Your objective
Within the listing below, locate all lines containing the word "Lieutenant". Copy each one.

-=-=-

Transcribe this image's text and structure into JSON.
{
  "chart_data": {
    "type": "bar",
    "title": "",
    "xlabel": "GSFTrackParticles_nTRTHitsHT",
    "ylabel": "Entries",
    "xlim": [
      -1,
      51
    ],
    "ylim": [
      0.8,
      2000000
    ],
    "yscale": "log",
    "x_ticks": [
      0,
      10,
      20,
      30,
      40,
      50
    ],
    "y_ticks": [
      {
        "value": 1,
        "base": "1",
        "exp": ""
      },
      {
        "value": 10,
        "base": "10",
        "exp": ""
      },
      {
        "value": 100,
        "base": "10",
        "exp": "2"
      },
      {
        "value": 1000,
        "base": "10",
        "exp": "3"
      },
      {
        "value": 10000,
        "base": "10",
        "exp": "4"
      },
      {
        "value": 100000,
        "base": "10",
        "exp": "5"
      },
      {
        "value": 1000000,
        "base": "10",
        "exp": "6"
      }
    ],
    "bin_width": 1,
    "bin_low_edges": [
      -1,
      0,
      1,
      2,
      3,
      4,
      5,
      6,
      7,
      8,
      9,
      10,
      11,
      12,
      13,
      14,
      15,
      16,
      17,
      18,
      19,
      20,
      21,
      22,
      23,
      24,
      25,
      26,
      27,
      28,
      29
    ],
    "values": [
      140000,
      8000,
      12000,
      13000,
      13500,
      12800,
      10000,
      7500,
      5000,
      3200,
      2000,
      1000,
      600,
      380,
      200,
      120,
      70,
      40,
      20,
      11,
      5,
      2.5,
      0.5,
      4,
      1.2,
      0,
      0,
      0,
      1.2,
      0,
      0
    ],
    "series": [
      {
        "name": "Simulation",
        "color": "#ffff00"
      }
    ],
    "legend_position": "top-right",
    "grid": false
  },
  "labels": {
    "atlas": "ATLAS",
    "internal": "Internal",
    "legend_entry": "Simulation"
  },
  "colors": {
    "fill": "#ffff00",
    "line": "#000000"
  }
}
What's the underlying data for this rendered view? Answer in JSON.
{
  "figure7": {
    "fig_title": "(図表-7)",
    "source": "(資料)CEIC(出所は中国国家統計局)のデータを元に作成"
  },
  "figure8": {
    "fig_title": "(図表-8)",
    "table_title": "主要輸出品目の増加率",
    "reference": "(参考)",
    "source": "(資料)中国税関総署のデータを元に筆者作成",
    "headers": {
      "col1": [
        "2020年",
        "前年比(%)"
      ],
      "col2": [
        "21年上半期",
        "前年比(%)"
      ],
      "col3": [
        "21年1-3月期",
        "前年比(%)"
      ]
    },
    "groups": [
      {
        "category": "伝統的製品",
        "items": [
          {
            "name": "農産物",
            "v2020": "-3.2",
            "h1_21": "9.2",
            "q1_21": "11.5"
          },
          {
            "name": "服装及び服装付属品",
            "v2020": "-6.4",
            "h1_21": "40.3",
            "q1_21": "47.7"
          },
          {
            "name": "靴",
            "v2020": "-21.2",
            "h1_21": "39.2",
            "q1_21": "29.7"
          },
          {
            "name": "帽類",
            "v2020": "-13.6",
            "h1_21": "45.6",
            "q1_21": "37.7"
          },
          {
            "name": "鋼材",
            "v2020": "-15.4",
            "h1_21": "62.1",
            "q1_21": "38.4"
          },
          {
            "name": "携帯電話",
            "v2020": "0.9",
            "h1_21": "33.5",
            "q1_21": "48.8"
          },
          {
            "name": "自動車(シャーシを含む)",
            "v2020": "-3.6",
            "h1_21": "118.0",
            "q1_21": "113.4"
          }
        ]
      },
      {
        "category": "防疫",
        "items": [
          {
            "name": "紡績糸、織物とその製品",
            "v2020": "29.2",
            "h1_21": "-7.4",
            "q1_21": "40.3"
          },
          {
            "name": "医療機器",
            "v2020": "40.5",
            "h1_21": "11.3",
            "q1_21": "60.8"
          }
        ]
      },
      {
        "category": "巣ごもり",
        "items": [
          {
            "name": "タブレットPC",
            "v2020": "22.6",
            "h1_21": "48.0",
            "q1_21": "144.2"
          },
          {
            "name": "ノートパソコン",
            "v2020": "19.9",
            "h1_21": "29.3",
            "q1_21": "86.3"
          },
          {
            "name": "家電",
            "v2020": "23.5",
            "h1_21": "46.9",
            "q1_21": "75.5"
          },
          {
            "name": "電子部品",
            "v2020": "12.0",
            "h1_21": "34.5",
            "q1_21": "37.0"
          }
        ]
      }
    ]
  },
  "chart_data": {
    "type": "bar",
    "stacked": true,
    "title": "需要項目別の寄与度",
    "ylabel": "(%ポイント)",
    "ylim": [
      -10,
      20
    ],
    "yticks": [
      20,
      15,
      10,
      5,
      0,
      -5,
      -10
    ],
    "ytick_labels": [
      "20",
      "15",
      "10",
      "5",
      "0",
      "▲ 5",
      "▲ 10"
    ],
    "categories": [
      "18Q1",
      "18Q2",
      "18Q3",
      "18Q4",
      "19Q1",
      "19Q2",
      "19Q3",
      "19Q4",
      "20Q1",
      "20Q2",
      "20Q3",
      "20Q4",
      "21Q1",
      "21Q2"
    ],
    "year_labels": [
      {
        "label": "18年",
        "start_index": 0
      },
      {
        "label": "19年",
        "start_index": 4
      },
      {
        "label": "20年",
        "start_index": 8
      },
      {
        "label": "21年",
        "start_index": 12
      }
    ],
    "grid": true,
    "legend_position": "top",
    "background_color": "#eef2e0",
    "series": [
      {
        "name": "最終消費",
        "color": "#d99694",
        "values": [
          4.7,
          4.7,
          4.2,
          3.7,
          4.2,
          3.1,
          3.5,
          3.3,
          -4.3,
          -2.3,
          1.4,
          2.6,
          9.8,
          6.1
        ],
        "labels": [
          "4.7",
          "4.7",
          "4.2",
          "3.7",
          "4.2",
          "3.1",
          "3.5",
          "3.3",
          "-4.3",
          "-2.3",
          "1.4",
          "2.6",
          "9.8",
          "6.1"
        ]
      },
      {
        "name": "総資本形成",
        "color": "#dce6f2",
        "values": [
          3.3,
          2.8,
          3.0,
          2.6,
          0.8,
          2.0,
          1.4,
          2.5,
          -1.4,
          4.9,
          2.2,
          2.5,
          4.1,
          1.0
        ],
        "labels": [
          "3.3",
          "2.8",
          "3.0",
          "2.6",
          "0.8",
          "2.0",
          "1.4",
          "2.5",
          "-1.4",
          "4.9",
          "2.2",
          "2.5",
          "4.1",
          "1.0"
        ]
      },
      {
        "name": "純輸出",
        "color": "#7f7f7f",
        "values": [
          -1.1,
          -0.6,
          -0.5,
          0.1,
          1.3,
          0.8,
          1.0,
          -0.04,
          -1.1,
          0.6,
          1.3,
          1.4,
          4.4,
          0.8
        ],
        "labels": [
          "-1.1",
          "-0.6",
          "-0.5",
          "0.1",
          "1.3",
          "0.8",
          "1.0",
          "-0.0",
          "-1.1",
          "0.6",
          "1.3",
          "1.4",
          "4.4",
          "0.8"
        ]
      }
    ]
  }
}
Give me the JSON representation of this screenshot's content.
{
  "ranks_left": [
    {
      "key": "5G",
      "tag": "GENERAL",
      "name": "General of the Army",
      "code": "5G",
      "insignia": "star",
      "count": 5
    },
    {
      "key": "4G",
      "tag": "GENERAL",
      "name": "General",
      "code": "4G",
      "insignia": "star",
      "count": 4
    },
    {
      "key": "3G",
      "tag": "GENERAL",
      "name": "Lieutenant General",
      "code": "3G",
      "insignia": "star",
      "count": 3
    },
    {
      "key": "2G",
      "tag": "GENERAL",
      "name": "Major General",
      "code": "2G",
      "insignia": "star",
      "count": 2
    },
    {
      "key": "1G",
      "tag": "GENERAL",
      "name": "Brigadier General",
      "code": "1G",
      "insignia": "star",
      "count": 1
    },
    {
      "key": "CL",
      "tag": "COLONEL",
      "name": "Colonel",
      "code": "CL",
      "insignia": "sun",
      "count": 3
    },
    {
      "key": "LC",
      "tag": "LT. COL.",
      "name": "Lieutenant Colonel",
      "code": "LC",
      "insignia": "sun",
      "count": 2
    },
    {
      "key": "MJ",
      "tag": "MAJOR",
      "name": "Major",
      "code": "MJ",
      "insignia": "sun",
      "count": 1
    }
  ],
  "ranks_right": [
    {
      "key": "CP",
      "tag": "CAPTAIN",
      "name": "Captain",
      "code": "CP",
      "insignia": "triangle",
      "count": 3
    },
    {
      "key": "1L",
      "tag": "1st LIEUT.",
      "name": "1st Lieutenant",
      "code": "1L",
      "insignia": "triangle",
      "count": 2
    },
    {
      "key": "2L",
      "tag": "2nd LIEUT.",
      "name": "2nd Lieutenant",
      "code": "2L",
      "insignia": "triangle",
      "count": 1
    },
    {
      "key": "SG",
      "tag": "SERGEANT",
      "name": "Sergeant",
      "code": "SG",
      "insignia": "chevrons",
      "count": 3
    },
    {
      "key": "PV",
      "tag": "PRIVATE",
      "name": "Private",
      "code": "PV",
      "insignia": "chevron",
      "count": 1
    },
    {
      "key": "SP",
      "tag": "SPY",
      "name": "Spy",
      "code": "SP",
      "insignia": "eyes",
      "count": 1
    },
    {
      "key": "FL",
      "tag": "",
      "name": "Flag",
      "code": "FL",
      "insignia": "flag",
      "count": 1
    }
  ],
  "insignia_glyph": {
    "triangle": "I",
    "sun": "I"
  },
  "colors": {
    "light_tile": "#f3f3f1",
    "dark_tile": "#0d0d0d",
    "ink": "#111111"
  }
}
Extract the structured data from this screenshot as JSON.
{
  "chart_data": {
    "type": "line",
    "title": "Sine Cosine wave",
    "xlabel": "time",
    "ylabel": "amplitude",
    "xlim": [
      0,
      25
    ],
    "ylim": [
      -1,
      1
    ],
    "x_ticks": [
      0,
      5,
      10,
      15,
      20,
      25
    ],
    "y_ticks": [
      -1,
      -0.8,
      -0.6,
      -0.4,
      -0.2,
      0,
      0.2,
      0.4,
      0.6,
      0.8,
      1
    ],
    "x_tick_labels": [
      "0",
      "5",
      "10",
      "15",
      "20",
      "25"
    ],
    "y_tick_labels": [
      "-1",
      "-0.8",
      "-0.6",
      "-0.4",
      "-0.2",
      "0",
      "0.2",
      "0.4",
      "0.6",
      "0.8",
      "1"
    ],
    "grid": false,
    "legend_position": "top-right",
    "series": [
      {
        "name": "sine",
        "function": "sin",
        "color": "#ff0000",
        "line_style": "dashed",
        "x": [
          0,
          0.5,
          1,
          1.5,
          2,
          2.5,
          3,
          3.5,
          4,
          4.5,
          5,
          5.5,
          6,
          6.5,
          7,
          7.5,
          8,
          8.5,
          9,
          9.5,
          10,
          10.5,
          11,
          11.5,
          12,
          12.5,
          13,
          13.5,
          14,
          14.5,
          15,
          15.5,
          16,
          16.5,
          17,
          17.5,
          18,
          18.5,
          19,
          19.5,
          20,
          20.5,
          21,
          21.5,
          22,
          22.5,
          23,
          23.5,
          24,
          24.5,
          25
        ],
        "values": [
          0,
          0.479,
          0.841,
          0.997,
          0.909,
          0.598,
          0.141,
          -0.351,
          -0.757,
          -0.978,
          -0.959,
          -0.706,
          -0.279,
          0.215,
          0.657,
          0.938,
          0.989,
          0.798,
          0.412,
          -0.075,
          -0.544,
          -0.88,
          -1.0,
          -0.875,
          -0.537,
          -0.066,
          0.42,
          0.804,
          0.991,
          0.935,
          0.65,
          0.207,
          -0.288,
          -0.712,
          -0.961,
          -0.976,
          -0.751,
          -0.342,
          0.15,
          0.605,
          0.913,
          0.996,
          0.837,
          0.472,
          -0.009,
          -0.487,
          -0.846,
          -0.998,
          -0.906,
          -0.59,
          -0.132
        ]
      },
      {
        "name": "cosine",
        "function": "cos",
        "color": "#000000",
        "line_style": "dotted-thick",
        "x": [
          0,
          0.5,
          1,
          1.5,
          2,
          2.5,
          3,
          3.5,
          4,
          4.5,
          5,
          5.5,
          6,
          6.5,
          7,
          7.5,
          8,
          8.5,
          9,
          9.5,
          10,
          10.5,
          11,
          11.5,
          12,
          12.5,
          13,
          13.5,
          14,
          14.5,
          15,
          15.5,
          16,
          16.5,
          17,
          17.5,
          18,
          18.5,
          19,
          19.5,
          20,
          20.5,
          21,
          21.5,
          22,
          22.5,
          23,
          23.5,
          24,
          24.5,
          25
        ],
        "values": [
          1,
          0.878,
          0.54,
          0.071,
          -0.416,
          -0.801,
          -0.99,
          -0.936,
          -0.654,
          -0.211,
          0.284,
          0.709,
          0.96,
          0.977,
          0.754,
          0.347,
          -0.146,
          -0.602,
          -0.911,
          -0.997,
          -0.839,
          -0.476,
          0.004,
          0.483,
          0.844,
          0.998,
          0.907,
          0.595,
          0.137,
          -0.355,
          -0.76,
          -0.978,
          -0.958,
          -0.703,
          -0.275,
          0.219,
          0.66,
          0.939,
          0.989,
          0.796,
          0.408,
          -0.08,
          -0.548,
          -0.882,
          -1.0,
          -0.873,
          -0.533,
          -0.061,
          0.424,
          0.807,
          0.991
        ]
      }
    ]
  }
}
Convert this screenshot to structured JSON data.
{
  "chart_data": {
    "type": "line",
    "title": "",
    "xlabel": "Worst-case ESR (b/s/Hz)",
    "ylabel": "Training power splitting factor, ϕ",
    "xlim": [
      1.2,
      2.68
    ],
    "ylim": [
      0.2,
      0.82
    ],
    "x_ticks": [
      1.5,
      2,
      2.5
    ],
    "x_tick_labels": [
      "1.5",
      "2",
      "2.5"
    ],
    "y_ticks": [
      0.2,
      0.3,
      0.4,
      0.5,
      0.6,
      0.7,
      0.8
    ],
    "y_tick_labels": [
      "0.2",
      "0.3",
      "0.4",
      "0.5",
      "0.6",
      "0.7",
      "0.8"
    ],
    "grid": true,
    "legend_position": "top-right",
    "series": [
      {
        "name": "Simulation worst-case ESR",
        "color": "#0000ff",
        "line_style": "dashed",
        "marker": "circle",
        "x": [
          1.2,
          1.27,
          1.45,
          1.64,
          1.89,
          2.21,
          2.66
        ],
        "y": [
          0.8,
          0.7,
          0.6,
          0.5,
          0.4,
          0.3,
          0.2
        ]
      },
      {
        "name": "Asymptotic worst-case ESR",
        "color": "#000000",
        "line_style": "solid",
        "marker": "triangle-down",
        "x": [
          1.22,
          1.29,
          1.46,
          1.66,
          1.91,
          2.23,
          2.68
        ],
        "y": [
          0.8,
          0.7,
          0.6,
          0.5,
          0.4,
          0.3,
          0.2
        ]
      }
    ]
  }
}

-=-=-

Response to the task
      "name": "Lieutenant General",
      "name": "Lieutenant Colonel",
      "name": "1st Lieutenant",
      "name": "2nd Lieutenant",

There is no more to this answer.